Directions for this task:
Below is a listing; write it out exactly and drop any images from it.

Given records:
-- start --

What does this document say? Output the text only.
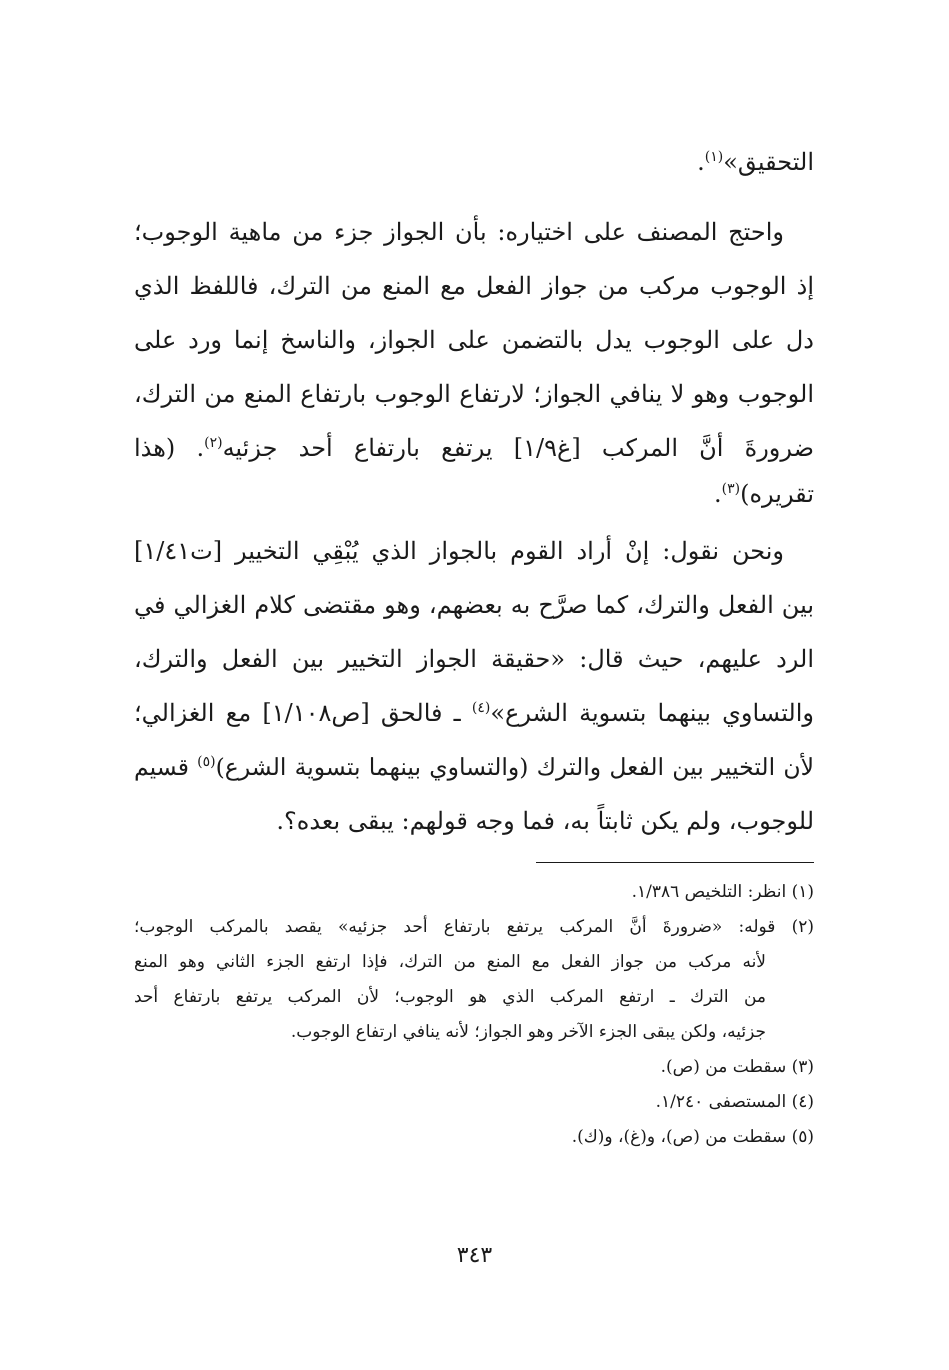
التحقيق»$^{(١)}$.

واحتج المصنف على اختياره: بأن الجواز جزء من ماهية الوجوب؛
إذ الوجوب مركب من جواز الفعل مع المنع من الترك، فاللفظ الذي
دل على الوجوب يدل بالتضمن على الجواز، والناسخ إنما ورد على
الوجوب وهو لا ينافي الجواز؛ لارتفاع الوجوب بارتفاع المنع من الترك،
ضرورةَ أنَّ المركب [غ١/٩] يرتفع بارتفاع أحد جزئيه$^{(٢)}$. (هذا
تقريره)$^{(٣)}$.

ونحن نقول: إنْ أراد القوم بالجواز الذي يُبْقِي التخيير [ت١/٤١]
بين الفعل والترك، كما صرَّح به بعضهم، وهو مقتضى كلام الغزالي في
الرد عليهم، حيث قال: «حقيقة الجواز التخيير بين الفعل والترك،
والتساوي بينهما بتسوية الشرع»$^{(٤)}$ ـ فالحق [ص١/١٠٨] مع الغزالي؛
لأن التخيير بين الفعل والترك (والتساوي بينهما بتسوية الشرع)$^{(٥)}$ قسيم
للوجوب، ولم يكن ثابتاً به، فما وجه قولهم: يبقى بعده؟.

(١) انظر: التلخيص ١/٣٨٦.
(٢) قوله: «ضرورةَ أنَّ المركب يرتفع بارتفاع أحد جزئيه» يقصد بالمركب الوجوب؛
لأنه مركب من جواز الفعل مع المنع من الترك، فإذا ارتفع الجزء الثاني وهو المنع
من الترك ـ ارتفع المركب الذي هو الوجوب؛ لأن المركب يرتفع بارتفاع أحد
جزئيه، ولكن يبقى الجزء الآخر وهو الجواز؛ لأنه ينافي ارتفاع الوجوب.
(٣) سقطت من (ص).
(٤) المستصفى ١/٢٤٠.
(٥) سقطت من (ص)، و(غ)، و(ك).
٣٤٣
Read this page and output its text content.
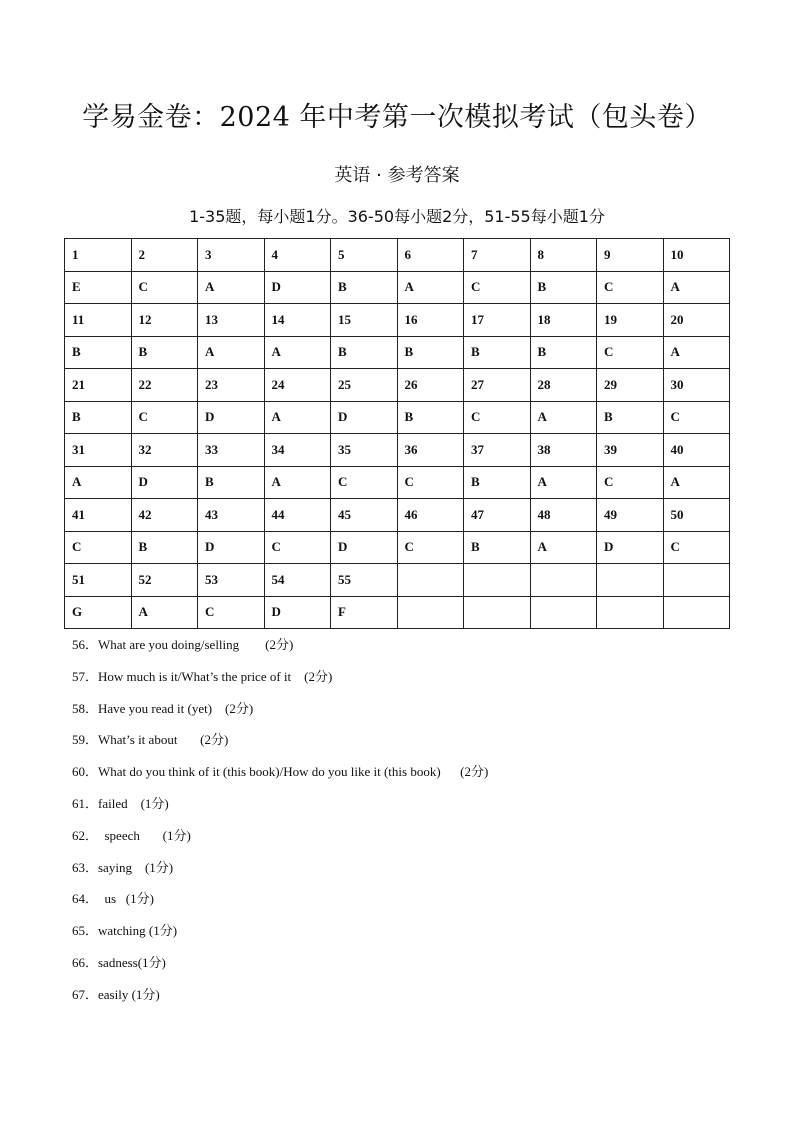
学易金卷：2024 年中考第一次模拟考试（包头卷）
英语 · 参考答案
1-35题，每小题1分。36-50每小题2分，51-55每小题1分
1	2	3	4	5	6	7	8	9	10
E	C	A	D	B	A	C	B	C	A
11	12	13	14	15	16	17	18	19	20
B	B	A	A	B	B	B	B	C	A
21	22	23	24	25	26	27	28	29	30
B	C	D	A	D	B	C	A	B	C
31	32	33	34	35	36	37	38	39	40
A	D	B	A	C	C	B	A	C	A
41	42	43	44	45	46	47	48	49	50
C	B	D	C	D	C	B	A	D	C
51	52	53	54	55					
G	A	C	D	F					
56．What are you doing/selling        (2分)
57．How much is it/What’s the price of it    (2分)
58．Have you read it (yet)    (2分)
59．What’s it about       (2分)
60．What do you think of it (this book)/How do you like it (this book)      (2分)
61．failed    (1分)
62．  speech       (1分)
63．saying    (1分)
64．  us   (1分)
65．watching (1分)
66．sadness(1分)
67．easily (1分)
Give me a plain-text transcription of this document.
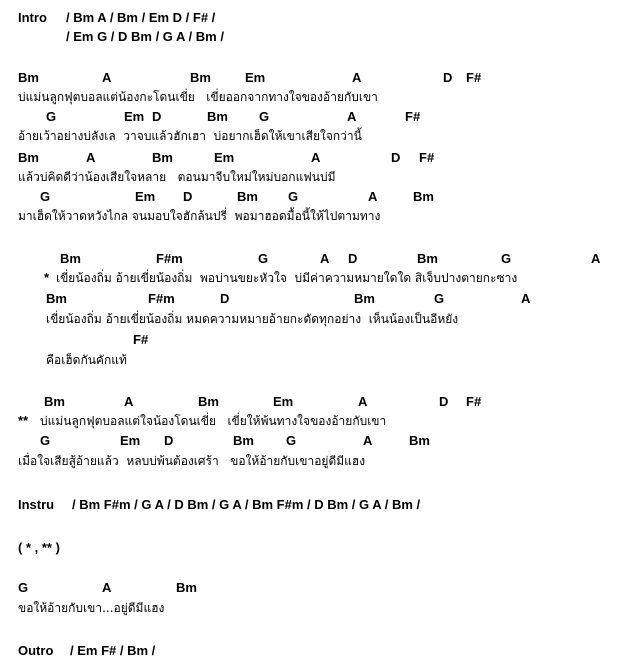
Intro / Bm A / Bm / Em D / F# /
/ Em G / D Bm / G A / Bm /
Bm	A	Bm	Em	A	D F#
บ่แม่นลูกฟุตบอลแต่น้องกะโดนเขี่ย   เขี่ยออกจากทางใจของอ้ายกับเขา
G	Em D	Bm G	A	F#
อ้ายเว้าอย่างบ่ลังเล  วาจบแล้วฮักเฮา  บ่อยากเฮ็ดให้เขาเสียใจกว่านี้
Bm	A	Bm	Em	A	D F#
แล้วบ่คิดดีว่าน้องเสียใจหลาย   ตอนมาจีบใหม่ใหม่บอกแฟนบ่มี
G	Em D	Bm G	A	Bm
มาเฮ็ดให้วาดหวังไกล จนมอบใจฮักล้นปรี่  พอมาฮอดมื้อนี้ให้ไปตามทาง
Bm	F#m	G	A D	Bm	G	A
* เขี่ยน้องถิ่ม อ้ายเขี่ยน้องถิ่ม  พอบ่านขยะหัวใจ  บ่มีค่าความหมายใดใด สิเจ็บปางตายกะซาง
Bm	F#m	D	Bm	G	A
เขี่ยน้องถิ่ม อ้ายเขี่ยน้องถิ่ม หมดความหมายอ้ายกะดัดทุกอย่าง  เห็นน้องเป็นอีหยัง
F#
คือเฮ็ดกันคักแท้
Bm	A	Bm	Em	A	D F#
** บ่แม่นลูกฟุตบอลแต่ใจน้องโดนเขี่ย   เขี่ยให้พ้นทางใจของอ้ายกับเขา
G	Em D	Bm G	A	Bm
เมื่อใจเสียสู้อ้ายแล้ว  หลบบ่พ้นต้องเศร้า   ขอให้อ้ายกับเขาอยู่ดีมีแฮง
Instru / Bm F#m / G A / D Bm / G A / Bm F#m / D Bm / G A / Bm /
( * , ** )
G	A	Bm
ขอให้อ้ายกับเขา...อยู่ดีมีแฮง
Outro / Em F# / Bm /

-- end --

Output:
What does this document say? Output the text only.
التحقيق»$^{(١)}$.

واحتج المصنف على اختياره: بأن الجواز جزء من ماهية الوجوب؛
إذ الوجوب مركب من جواز الفعل مع المنع من الترك، فاللفظ الذي
دل على الوجوب يدل بالتضمن على الجواز، والناسخ إنما ورد على
الوجوب وهو لا ينافي الجواز؛ لارتفاع الوجوب بارتفاع المنع من الترك،
ضرورةَ أنَّ المركب [غ١/٩] يرتفع بارتفاع أحد جزئيه$^{(٢)}$. (هذا
تقريره)$^{(٣)}$.

ونحن نقول: إنْ أراد القوم بالجواز الذي يُبْقِي التخيير [ت١/٤١]
بين الفعل والترك، كما صرَّح به بعضهم، وهو مقتضى كلام الغزالي في
الرد عليهم، حيث قال: «حقيقة الجواز التخيير بين الفعل والترك،
والتساوي بينهما بتسوية الشرع»$^{(٤)}$ ـ فالحق [ص١/١٠٨] مع الغزالي؛
لأن التخيير بين الفعل والترك (والتساوي بينهما بتسوية الشرع)$^{(٥)}$ قسيم
للوجوب، ولم يكن ثابتاً به، فما وجه قولهم: يبقى بعده؟.

(١) انظر: التلخيص ١/٣٨٦.
(٢) قوله: «ضرورةَ أنَّ المركب يرتفع بارتفاع أحد جزئيه» يقصد بالمركب الوجوب؛
لأنه مركب من جواز الفعل مع المنع من الترك، فإذا ارتفع الجزء الثاني وهو المنع
من الترك ـ ارتفع المركب الذي هو الوجوب؛ لأن المركب يرتفع بارتفاع أحد
جزئيه، ولكن يبقى الجزء الآخر وهو الجواز؛ لأنه ينافي ارتفاع الوجوب.
(٣) سقطت من (ص).
(٤) المستصفى ١/٢٤٠.
(٥) سقطت من (ص)، و(غ)، و(ك).
٣٤٣
Read this page and output its text content.
学易金卷：2024 年中考第一次模拟考试（包头卷）
英语 · 参考答案
1-35题，每小题1分。36-50每小题2分，51-55每小题1分
1	2	3	4	5	6	7	8	9	10
E	C	A	D	B	A	C	B	C	A
11	12	13	14	15	16	17	18	19	20
B	B	A	A	B	B	B	B	C	A
21	22	23	24	25	26	27	28	29	30
B	C	D	A	D	B	C	A	B	C
31	32	33	34	35	36	37	38	39	40
A	D	B	A	C	C	B	A	C	A
41	42	43	44	45	46	47	48	49	50
C	B	D	C	D	C	B	A	D	C
51	52	53	54	55					
G	A	C	D	F					
56．What are you doing/selling        (2分)
57．How much is it/What’s the price of it    (2分)
58．Have you read it (yet)    (2分)
59．What’s it about       (2分)
60．What do you think of it (this book)/How do you like it (this book)      (2分)
61．failed    (1分)
62．  speech       (1分)
63．saying    (1分)
64．  us   (1分)
65．watching (1分)
66．sadness(1分)
67．easily (1分)
Give me a plain-text transcription of this document.
Intro / Bm A / Bm / Em D / F# /
/ Em G / D Bm / G A / Bm /
Bm	A	Bm	Em	A	D F#
บ่แม่นลูกฟุตบอลแต่น้องกะโดนเขี่ย   เขี่ยออกจากทางใจของอ้ายกับเขา
G	Em D	Bm G	A	F#
อ้ายเว้าอย่างบ่ลังเล  วาจบแล้วฮักเฮา  บ่อยากเฮ็ดให้เขาเสียใจกว่านี้
Bm	A	Bm	Em	A	D F#
แล้วบ่คิดดีว่าน้องเสียใจหลาย   ตอนมาจีบใหม่ใหม่บอกแฟนบ่มี
G	Em D	Bm G	A	Bm
มาเฮ็ดให้วาดหวังไกล จนมอบใจฮักล้นปรี่  พอมาฮอดมื้อนี้ให้ไปตามทาง
Bm	F#m	G	A D	Bm	G	A
* เขี่ยน้องถิ่ม อ้ายเขี่ยน้องถิ่ม  พอบ่านขยะหัวใจ  บ่มีค่าความหมายใดใด สิเจ็บปางตายกะซาง
Bm	F#m	D	Bm	G	A
เขี่ยน้องถิ่ม อ้ายเขี่ยน้องถิ่ม หมดความหมายอ้ายกะดัดทุกอย่าง  เห็นน้องเป็นอีหยัง
F#
คือเฮ็ดกันคักแท้
Bm	A	Bm	Em	A	D F#
** บ่แม่นลูกฟุตบอลแต่ใจน้องโดนเขี่ย   เขี่ยให้พ้นทางใจของอ้ายกับเขา
G	Em D	Bm G	A	Bm
เมื่อใจเสียสู้อ้ายแล้ว  หลบบ่พ้นต้องเศร้า   ขอให้อ้ายกับเขาอยู่ดีมีแฮง
Instru / Bm F#m / G A / D Bm / G A / Bm F#m / D Bm / G A / Bm /
( * , ** )
G	A	Bm
ขอให้อ้ายกับเขา...อยู่ดีมีแฮง
Outro / Em F# / Bm /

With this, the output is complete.